* _EXERCISE AIM_
Return all the entries exactly, keeping pictures out.

[Figure record extracts]
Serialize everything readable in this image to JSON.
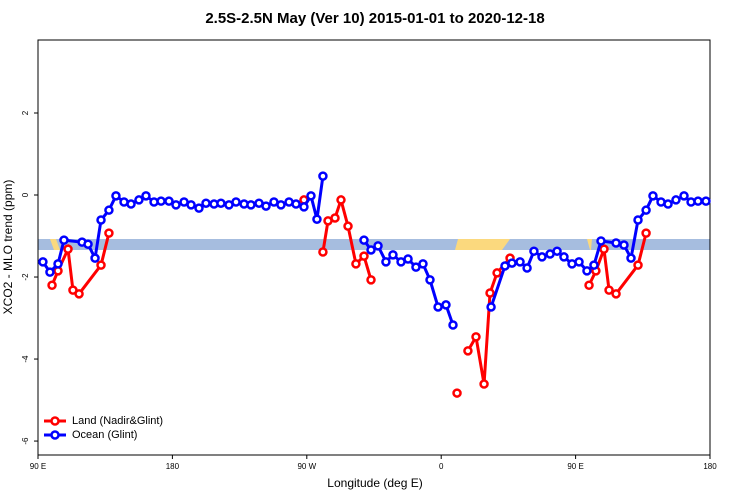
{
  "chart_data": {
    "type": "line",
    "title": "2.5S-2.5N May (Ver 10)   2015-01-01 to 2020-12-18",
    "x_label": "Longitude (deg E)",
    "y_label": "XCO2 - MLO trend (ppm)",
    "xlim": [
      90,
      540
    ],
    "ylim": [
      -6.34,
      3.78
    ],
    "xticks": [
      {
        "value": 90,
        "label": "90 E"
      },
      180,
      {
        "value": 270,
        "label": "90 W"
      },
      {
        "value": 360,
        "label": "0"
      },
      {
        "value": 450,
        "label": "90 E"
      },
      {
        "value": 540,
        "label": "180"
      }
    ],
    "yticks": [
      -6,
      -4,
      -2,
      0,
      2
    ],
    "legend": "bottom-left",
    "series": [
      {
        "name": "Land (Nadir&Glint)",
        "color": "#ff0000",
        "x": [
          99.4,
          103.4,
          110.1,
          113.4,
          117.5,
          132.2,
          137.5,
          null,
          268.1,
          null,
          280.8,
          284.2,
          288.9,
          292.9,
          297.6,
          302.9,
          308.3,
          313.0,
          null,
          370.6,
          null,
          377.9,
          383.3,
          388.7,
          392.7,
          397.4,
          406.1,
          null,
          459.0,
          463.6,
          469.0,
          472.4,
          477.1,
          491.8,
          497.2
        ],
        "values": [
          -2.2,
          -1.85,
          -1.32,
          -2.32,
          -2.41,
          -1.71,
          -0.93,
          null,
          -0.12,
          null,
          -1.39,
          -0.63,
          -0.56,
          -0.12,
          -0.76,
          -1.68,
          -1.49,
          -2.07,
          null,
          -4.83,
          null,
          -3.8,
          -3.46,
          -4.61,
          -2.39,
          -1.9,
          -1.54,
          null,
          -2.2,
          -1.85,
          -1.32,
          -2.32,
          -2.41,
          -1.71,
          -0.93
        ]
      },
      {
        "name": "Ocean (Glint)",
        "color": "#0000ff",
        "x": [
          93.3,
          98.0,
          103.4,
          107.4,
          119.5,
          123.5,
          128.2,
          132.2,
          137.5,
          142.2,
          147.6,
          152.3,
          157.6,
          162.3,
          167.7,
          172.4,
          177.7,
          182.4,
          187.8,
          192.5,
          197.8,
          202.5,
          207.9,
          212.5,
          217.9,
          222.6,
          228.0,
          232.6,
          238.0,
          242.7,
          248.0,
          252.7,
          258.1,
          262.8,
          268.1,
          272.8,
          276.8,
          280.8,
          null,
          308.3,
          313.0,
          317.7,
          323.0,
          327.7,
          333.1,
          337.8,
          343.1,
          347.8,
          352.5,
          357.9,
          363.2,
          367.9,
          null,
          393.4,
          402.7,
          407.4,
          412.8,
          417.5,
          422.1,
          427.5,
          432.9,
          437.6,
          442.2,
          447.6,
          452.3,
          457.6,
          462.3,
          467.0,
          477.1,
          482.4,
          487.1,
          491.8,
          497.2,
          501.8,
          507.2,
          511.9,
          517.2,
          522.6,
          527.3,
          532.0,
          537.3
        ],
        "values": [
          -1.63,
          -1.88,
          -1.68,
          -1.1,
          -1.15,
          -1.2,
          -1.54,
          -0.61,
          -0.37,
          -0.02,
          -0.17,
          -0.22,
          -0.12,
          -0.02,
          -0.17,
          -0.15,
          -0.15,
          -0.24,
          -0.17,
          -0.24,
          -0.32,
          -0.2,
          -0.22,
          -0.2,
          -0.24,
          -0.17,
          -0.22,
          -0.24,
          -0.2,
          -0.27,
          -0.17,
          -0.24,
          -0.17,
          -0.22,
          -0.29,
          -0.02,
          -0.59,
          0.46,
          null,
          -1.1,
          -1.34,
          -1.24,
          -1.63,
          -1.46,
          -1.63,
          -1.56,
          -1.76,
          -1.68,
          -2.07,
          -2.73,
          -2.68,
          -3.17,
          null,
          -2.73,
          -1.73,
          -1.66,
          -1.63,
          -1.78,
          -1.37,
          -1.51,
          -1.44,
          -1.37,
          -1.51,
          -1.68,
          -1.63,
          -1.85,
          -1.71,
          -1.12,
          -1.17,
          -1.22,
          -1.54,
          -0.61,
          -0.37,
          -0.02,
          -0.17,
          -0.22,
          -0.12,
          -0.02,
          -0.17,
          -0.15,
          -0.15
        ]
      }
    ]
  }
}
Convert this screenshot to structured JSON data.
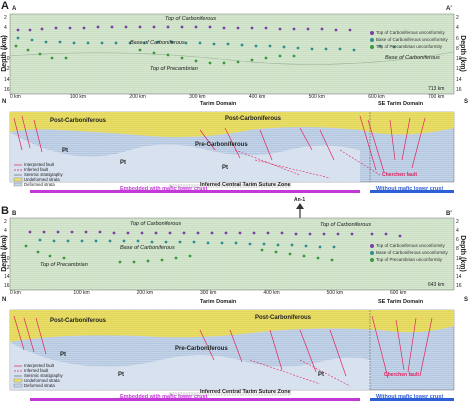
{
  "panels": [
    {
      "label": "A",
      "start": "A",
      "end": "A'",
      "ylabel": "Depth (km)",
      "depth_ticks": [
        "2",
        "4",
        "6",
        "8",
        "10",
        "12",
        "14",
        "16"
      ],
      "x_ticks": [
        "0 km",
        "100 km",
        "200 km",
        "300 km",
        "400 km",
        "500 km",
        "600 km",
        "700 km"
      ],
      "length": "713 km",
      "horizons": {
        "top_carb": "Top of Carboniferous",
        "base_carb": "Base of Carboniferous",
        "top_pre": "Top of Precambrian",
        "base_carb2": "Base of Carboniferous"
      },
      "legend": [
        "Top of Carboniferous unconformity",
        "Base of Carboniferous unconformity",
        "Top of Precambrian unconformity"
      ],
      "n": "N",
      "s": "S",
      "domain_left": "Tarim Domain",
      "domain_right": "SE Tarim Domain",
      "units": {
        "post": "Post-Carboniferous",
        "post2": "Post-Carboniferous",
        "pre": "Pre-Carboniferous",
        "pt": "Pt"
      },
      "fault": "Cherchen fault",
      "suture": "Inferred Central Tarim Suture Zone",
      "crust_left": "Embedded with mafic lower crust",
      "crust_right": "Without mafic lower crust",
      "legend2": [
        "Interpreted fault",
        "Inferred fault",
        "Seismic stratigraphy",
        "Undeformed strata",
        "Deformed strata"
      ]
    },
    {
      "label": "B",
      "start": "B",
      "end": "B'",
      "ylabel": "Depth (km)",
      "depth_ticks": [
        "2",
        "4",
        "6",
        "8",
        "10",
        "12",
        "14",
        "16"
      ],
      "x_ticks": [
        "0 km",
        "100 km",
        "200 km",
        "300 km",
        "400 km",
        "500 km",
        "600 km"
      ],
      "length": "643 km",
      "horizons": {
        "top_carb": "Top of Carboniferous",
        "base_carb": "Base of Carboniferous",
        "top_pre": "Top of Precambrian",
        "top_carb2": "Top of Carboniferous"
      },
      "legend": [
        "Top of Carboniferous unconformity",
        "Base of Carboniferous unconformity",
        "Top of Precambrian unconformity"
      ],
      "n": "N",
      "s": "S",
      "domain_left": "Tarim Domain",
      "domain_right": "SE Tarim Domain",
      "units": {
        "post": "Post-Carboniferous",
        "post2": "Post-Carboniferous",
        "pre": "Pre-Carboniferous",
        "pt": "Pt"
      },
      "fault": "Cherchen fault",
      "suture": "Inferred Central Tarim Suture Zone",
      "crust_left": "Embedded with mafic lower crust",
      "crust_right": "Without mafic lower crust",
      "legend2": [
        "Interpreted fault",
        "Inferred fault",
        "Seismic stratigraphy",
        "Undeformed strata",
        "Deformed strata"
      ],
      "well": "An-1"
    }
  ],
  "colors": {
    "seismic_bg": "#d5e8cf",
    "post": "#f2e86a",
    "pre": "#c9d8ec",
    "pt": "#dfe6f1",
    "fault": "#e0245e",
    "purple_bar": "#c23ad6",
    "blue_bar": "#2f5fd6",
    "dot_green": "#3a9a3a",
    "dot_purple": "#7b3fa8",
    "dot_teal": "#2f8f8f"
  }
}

* _REPLY TO THE TASK_
Serialize everything readable in this image to JSON.
{
  "chart_data": {
    "type": "line",
    "title": "2.5S-2.5N May (Ver 10)   2015-01-01 to 2020-12-18",
    "x_label": "Longitude (deg E)",
    "y_label": "XCO2 - MLO trend (ppm)",
    "xlim": [
      90,
      540
    ],
    "ylim": [
      -6.34,
      3.78
    ],
    "xticks": [
      {
        "value": 90,
        "label": "90 E"
      },
      180,
      {
        "value": 270,
        "label": "90 W"
      },
      {
        "value": 360,
        "label": "0"
      },
      {
        "value": 450,
        "label": "90 E"
      },
      {
        "value": 540,
        "label": "180"
      }
    ],
    "yticks": [
      -6,
      -4,
      -2,
      0,
      2
    ],
    "legend": "bottom-left",
    "series": [
      {
        "name": "Land (Nadir&Glint)",
        "color": "#ff0000",
        "x": [
          99.4,
          103.4,
          110.1,
          113.4,
          117.5,
          132.2,
          137.5,
          null,
          268.1,
          null,
          280.8,
          284.2,
          288.9,
          292.9,
          297.6,
          302.9,
          308.3,
          313.0,
          null,
          370.6,
          null,
          377.9,
          383.3,
          388.7,
          392.7,
          397.4,
          406.1,
          null,
          459.0,
          463.6,
          469.0,
          472.4,
          477.1,
          491.8,
          497.2
        ],
        "values": [
          -2.2,
          -1.85,
          -1.32,
          -2.32,
          -2.41,
          -1.71,
          -0.93,
          null,
          -0.12,
          null,
          -1.39,
          -0.63,
          -0.56,
          -0.12,
          -0.76,
          -1.68,
          -1.49,
          -2.07,
          null,
          -4.83,
          null,
          -3.8,
          -3.46,
          -4.61,
          -2.39,
          -1.9,
          -1.54,
          null,
          -2.2,
          -1.85,
          -1.32,
          -2.32,
          -2.41,
          -1.71,
          -0.93
        ]
      },
      {
        "name": "Ocean (Glint)",
        "color": "#0000ff",
        "x": [
          93.3,
          98.0,
          103.4,
          107.4,
          119.5,
          123.5,
          128.2,
          132.2,
          137.5,
          142.2,
          147.6,
          152.3,
          157.6,
          162.3,
          167.7,
          172.4,
          177.7,
          182.4,
          187.8,
          192.5,
          197.8,
          202.5,
          207.9,
          212.5,
          217.9,
          222.6,
          228.0,
          232.6,
          238.0,
          242.7,
          248.0,
          252.7,
          258.1,
          262.8,
          268.1,
          272.8,
          276.8,
          280.8,
          null,
          308.3,
          313.0,
          317.7,
          323.0,
          327.7,
          333.1,
          337.8,
          343.1,
          347.8,
          352.5,
          357.9,
          363.2,
          367.9,
          null,
          393.4,
          402.7,
          407.4,
          412.8,
          417.5,
          422.1,
          427.5,
          432.9,
          437.6,
          442.2,
          447.6,
          452.3,
          457.6,
          462.3,
          467.0,
          477.1,
          482.4,
          487.1,
          491.8,
          497.2,
          501.8,
          507.2,
          511.9,
          517.2,
          522.6,
          527.3,
          532.0,
          537.3
        ],
        "values": [
          -1.63,
          -1.88,
          -1.68,
          -1.1,
          -1.15,
          -1.2,
          -1.54,
          -0.61,
          -0.37,
          -0.02,
          -0.17,
          -0.22,
          -0.12,
          -0.02,
          -0.17,
          -0.15,
          -0.15,
          -0.24,
          -0.17,
          -0.24,
          -0.32,
          -0.2,
          -0.22,
          -0.2,
          -0.24,
          -0.17,
          -0.22,
          -0.24,
          -0.2,
          -0.27,
          -0.17,
          -0.24,
          -0.17,
          -0.22,
          -0.29,
          -0.02,
          -0.59,
          0.46,
          null,
          -1.1,
          -1.34,
          -1.24,
          -1.63,
          -1.46,
          -1.63,
          -1.56,
          -1.76,
          -1.68,
          -2.07,
          -2.73,
          -2.68,
          -3.17,
          null,
          -2.73,
          -1.73,
          -1.66,
          -1.63,
          -1.78,
          -1.37,
          -1.51,
          -1.44,
          -1.37,
          -1.51,
          -1.68,
          -1.63,
          -1.85,
          -1.71,
          -1.12,
          -1.17,
          -1.22,
          -1.54,
          -0.61,
          -0.37,
          -0.02,
          -0.17,
          -0.22,
          -0.12,
          -0.02,
          -0.17,
          -0.15,
          -0.15
        ]
      }
    ]
  }
}
Convert this screenshot to structured JSON data.
{
  "panels": [
    {
      "label": "A",
      "start": "A",
      "end": "A'",
      "ylabel": "Depth (km)",
      "depth_ticks": [
        "2",
        "4",
        "6",
        "8",
        "10",
        "12",
        "14",
        "16"
      ],
      "x_ticks": [
        "0 km",
        "100 km",
        "200 km",
        "300 km",
        "400 km",
        "500 km",
        "600 km",
        "700 km"
      ],
      "length": "713 km",
      "horizons": {
        "top_carb": "Top of Carboniferous",
        "base_carb": "Base of Carboniferous",
        "top_pre": "Top of Precambrian",
        "base_carb2": "Base of Carboniferous"
      },
      "legend": [
        "Top of Carboniferous unconformity",
        "Base of Carboniferous unconformity",
        "Top of Precambrian unconformity"
      ],
      "n": "N",
      "s": "S",
      "domain_left": "Tarim Domain",
      "domain_right": "SE Tarim Domain",
      "units": {
        "post": "Post-Carboniferous",
        "post2": "Post-Carboniferous",
        "pre": "Pre-Carboniferous",
        "pt": "Pt"
      },
      "fault": "Cherchen fault",
      "suture": "Inferred Central Tarim Suture Zone",
      "crust_left": "Embedded with mafic lower crust",
      "crust_right": "Without mafic lower crust",
      "legend2": [
        "Interpreted fault",
        "Inferred fault",
        "Seismic stratigraphy",
        "Undeformed strata",
        "Deformed strata"
      ]
    },
    {
      "label": "B",
      "start": "B",
      "end": "B'",
      "ylabel": "Depth (km)",
      "depth_ticks": [
        "2",
        "4",
        "6",
        "8",
        "10",
        "12",
        "14",
        "16"
      ],
      "x_ticks": [
        "0 km",
        "100 km",
        "200 km",
        "300 km",
        "400 km",
        "500 km",
        "600 km"
      ],
      "length": "643 km",
      "horizons": {
        "top_carb": "Top of Carboniferous",
        "base_carb": "Base of Carboniferous",
        "top_pre": "Top of Precambrian",
        "top_carb2": "Top of Carboniferous"
      },
      "legend": [
        "Top of Carboniferous unconformity",
        "Base of Carboniferous unconformity",
        "Top of Precambrian unconformity"
      ],
      "n": "N",
      "s": "S",
      "domain_left": "Tarim Domain",
      "domain_right": "SE Tarim Domain",
      "units": {
        "post": "Post-Carboniferous",
        "post2": "Post-Carboniferous",
        "pre": "Pre-Carboniferous",
        "pt": "Pt"
      },
      "fault": "Cherchen fault",
      "suture": "Inferred Central Tarim Suture Zone",
      "crust_left": "Embedded with mafic lower crust",
      "crust_right": "Without mafic lower crust",
      "legend2": [
        "Interpreted fault",
        "Inferred fault",
        "Seismic stratigraphy",
        "Undeformed strata",
        "Deformed strata"
      ],
      "well": "An-1"
    }
  ],
  "colors": {
    "seismic_bg": "#d5e8cf",
    "post": "#f2e86a",
    "pre": "#c9d8ec",
    "pt": "#dfe6f1",
    "fault": "#e0245e",
    "purple_bar": "#c23ad6",
    "blue_bar": "#2f5fd6",
    "dot_green": "#3a9a3a",
    "dot_purple": "#7b3fa8",
    "dot_teal": "#2f8f8f"
  }
}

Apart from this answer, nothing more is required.